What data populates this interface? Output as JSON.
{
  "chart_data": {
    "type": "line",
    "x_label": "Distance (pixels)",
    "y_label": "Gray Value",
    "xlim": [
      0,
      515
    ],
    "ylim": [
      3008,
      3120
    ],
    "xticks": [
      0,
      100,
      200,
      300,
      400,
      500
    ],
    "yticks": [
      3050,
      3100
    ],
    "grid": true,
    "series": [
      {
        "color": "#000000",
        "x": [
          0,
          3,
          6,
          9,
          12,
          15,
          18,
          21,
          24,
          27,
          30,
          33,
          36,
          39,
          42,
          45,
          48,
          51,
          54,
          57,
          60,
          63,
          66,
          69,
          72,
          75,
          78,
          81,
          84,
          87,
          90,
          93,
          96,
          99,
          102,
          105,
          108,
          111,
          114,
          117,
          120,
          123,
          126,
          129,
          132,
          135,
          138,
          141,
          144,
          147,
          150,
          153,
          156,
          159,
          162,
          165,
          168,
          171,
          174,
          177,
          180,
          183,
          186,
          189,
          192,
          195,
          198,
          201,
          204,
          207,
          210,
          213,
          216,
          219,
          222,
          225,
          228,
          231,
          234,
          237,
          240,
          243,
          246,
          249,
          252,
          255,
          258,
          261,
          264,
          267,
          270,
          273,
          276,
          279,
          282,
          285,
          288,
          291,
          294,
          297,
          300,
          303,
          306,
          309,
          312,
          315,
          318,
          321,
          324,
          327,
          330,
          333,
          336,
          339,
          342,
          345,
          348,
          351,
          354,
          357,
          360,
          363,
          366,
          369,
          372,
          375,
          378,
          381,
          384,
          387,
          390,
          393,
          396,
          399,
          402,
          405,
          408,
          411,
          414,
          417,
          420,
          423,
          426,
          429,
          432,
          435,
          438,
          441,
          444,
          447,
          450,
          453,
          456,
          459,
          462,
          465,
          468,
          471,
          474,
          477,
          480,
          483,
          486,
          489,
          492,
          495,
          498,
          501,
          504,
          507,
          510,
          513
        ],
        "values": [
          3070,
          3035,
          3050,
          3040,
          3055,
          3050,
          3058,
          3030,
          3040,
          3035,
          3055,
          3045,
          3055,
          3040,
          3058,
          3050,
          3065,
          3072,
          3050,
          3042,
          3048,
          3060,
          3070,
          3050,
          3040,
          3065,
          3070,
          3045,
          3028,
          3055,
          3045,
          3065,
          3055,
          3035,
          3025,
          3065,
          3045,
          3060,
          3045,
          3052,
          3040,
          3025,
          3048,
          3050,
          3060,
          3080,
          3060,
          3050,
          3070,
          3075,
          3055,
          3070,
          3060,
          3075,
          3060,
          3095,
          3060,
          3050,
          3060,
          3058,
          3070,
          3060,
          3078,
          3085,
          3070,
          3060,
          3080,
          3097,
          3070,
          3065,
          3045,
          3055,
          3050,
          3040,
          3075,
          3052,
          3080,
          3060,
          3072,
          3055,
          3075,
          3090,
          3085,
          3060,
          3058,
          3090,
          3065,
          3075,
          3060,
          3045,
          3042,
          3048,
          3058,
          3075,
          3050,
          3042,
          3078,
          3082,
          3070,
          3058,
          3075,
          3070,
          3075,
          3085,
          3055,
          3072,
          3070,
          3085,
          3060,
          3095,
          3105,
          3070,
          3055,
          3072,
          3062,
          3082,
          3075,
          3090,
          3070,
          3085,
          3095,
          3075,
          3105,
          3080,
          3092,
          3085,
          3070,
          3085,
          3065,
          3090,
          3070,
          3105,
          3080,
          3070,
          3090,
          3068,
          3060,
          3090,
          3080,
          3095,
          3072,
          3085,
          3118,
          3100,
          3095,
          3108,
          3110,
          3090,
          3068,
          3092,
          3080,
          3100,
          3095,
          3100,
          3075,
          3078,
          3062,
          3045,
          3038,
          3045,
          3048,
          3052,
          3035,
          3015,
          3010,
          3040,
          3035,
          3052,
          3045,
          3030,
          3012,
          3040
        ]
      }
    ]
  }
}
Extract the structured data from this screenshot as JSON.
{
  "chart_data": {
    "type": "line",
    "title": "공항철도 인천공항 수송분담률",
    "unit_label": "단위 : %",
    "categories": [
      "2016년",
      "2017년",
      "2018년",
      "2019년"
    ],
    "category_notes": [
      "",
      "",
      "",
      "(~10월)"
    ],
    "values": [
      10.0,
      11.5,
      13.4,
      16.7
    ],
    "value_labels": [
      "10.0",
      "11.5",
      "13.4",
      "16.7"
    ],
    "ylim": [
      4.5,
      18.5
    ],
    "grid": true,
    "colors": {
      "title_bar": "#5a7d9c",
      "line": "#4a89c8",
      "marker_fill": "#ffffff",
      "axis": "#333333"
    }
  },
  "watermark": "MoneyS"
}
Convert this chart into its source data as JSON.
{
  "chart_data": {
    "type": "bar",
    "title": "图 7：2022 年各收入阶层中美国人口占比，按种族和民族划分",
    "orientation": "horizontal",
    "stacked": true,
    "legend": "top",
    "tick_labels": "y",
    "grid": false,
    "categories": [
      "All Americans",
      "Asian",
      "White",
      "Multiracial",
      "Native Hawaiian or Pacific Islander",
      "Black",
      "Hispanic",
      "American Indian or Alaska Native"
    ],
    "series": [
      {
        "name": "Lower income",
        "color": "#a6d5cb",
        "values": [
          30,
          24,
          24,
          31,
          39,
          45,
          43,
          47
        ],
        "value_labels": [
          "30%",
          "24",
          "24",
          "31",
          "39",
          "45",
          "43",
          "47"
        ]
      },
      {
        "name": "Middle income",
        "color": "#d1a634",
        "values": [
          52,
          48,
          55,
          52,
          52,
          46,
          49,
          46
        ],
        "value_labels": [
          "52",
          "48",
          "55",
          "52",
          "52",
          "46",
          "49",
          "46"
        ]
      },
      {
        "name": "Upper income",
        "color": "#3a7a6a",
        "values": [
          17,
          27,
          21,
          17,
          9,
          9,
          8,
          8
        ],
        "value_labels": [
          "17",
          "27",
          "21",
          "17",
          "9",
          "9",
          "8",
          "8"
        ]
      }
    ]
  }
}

☆ ☆ ☆ ☆

* [Exercise]:
Repeat the material word for word, in full.

* [Response to the exercise]:
What data populates this interface? Output as JSON.
{
  "chart_data": {
    "type": "line",
    "x_label": "Distance (pixels)",
    "y_label": "Gray Value",
    "xlim": [
      0,
      515
    ],
    "ylim": [
      3008,
      3120
    ],
    "xticks": [
      0,
      100,
      200,
      300,
      400,
      500
    ],
    "yticks": [
      3050,
      3100
    ],
    "grid": true,
    "series": [
      {
        "color": "#000000",
        "x": [
          0,
          3,
          6,
          9,
          12,
          15,
          18,
          21,
          24,
          27,
          30,
          33,
          36,
          39,
          42,
          45,
          48,
          51,
          54,
          57,
          60,
          63,
          66,
          69,
          72,
          75,
          78,
          81,
          84,
          87,
          90,
          93,
          96,
          99,
          102,
          105,
          108,
          111,
          114,
          117,
          120,
          123,
          126,
          129,
          132,
          135,
          138,
          141,
          144,
          147,
          150,
          153,
          156,
          159,
          162,
          165,
          168,
          171,
          174,
          177,
          180,
          183,
          186,
          189,
          192,
          195,
          198,
          201,
          204,
          207,
          210,
          213,
          216,
          219,
          222,
          225,
          228,
          231,
          234,
          237,
          240,
          243,
          246,
          249,
          252,
          255,
          258,
          261,
          264,
          267,
          270,
          273,
          276,
          279,
          282,
          285,
          288,
          291,
          294,
          297,
          300,
          303,
          306,
          309,
          312,
          315,
          318,
          321,
          324,
          327,
          330,
          333,
          336,
          339,
          342,
          345,
          348,
          351,
          354,
          357,
          360,
          363,
          366,
          369,
          372,
          375,
          378,
          381,
          384,
          387,
          390,
          393,
          396,
          399,
          402,
          405,
          408,
          411,
          414,
          417,
          420,
          423,
          426,
          429,
          432,
          435,
          438,
          441,
          444,
          447,
          450,
          453,
          456,
          459,
          462,
          465,
          468,
          471,
          474,
          477,
          480,
          483,
          486,
          489,
          492,
          495,
          498,
          501,
          504,
          507,
          510,
          513
        ],
        "values": [
          3070,
          3035,
          3050,
          3040,
          3055,
          3050,
          3058,
          3030,
          3040,
          3035,
          3055,
          3045,
          3055,
          3040,
          3058,
          3050,
          3065,
          3072,
          3050,
          3042,
          3048,
          3060,
          3070,
          3050,
          3040,
          3065,
          3070,
          3045,
          3028,
          3055,
          3045,
          3065,
          3055,
          3035,
          3025,
          3065,
          3045,
          3060,
          3045,
          3052,
          3040,
          3025,
          3048,
          3050,
          3060,
          3080,
          3060,
          3050,
          3070,
          3075,
          3055,
          3070,
          3060,
          3075,
          3060,
          3095,
          3060,
          3050,
          3060,
          3058,
          3070,
          3060,
          3078,
          3085,
          3070,
          3060,
          3080,
          3097,
          3070,
          3065,
          3045,
          3055,
          3050,
          3040,
          3075,
          3052,
          3080,
          3060,
          3072,
          3055,
          3075,
          3090,
          3085,
          3060,
          3058,
          3090,
          3065,
          3075,
          3060,
          3045,
          3042,
          3048,
          3058,
          3075,
          3050,
          3042,
          3078,
          3082,
          3070,
          3058,
          3075,
          3070,
          3075,
          3085,
          3055,
          3072,
          3070,
          3085,
          3060,
          3095,
          3105,
          3070,
          3055,
          3072,
          3062,
          3082,
          3075,
          3090,
          3070,
          3085,
          3095,
          3075,
          3105,
          3080,
          3092,
          3085,
          3070,
          3085,
          3065,
          3090,
          3070,
          3105,
          3080,
          3070,
          3090,
          3068,
          3060,
          3090,
          3080,
          3095,
          3072,
          3085,
          3118,
          3100,
          3095,
          3108,
          3110,
          3090,
          3068,
          3092,
          3080,
          3100,
          3095,
          3100,
          3075,
          3078,
          3062,
          3045,
          3038,
          3045,
          3048,
          3052,
          3035,
          3015,
          3010,
          3040,
          3035,
          3052,
          3045,
          3030,
          3012,
          3040
        ]
      }
    ]
  }
}
Extract the structured data from this screenshot as JSON.
{
  "chart_data": {
    "type": "line",
    "title": "공항철도 인천공항 수송분담률",
    "unit_label": "단위 : %",
    "categories": [
      "2016년",
      "2017년",
      "2018년",
      "2019년"
    ],
    "category_notes": [
      "",
      "",
      "",
      "(~10월)"
    ],
    "values": [
      10.0,
      11.5,
      13.4,
      16.7
    ],
    "value_labels": [
      "10.0",
      "11.5",
      "13.4",
      "16.7"
    ],
    "ylim": [
      4.5,
      18.5
    ],
    "grid": true,
    "colors": {
      "title_bar": "#5a7d9c",
      "line": "#4a89c8",
      "marker_fill": "#ffffff",
      "axis": "#333333"
    }
  },
  "watermark": "MoneyS"
}
Convert this chart into its source data as JSON.
{
  "chart_data": {
    "type": "bar",
    "title": "图 7：2022 年各收入阶层中美国人口占比，按种族和民族划分",
    "orientation": "horizontal",
    "stacked": true,
    "legend": "top",
    "tick_labels": "y",
    "grid": false,
    "categories": [
      "All Americans",
      "Asian",
      "White",
      "Multiracial",
      "Native Hawaiian or Pacific Islander",
      "Black",
      "Hispanic",
      "American Indian or Alaska Native"
    ],
    "series": [
      {
        "name": "Lower income",
        "color": "#a6d5cb",
        "values": [
          30,
          24,
          24,
          31,
          39,
          45,
          43,
          47
        ],
        "value_labels": [
          "30%",
          "24",
          "24",
          "31",
          "39",
          "45",
          "43",
          "47"
        ]
      },
      {
        "name": "Middle income",
        "color": "#d1a634",
        "values": [
          52,
          48,
          55,
          52,
          52,
          46,
          49,
          46
        ],
        "value_labels": [
          "52",
          "48",
          "55",
          "52",
          "52",
          "46",
          "49",
          "46"
        ]
      },
      {
        "name": "Upper income",
        "color": "#3a7a6a",
        "values": [
          17,
          27,
          21,
          17,
          9,
          9,
          8,
          8
        ],
        "value_labels": [
          "17",
          "27",
          "21",
          "17",
          "9",
          "9",
          "8",
          "8"
        ]
      }
    ]
  }
}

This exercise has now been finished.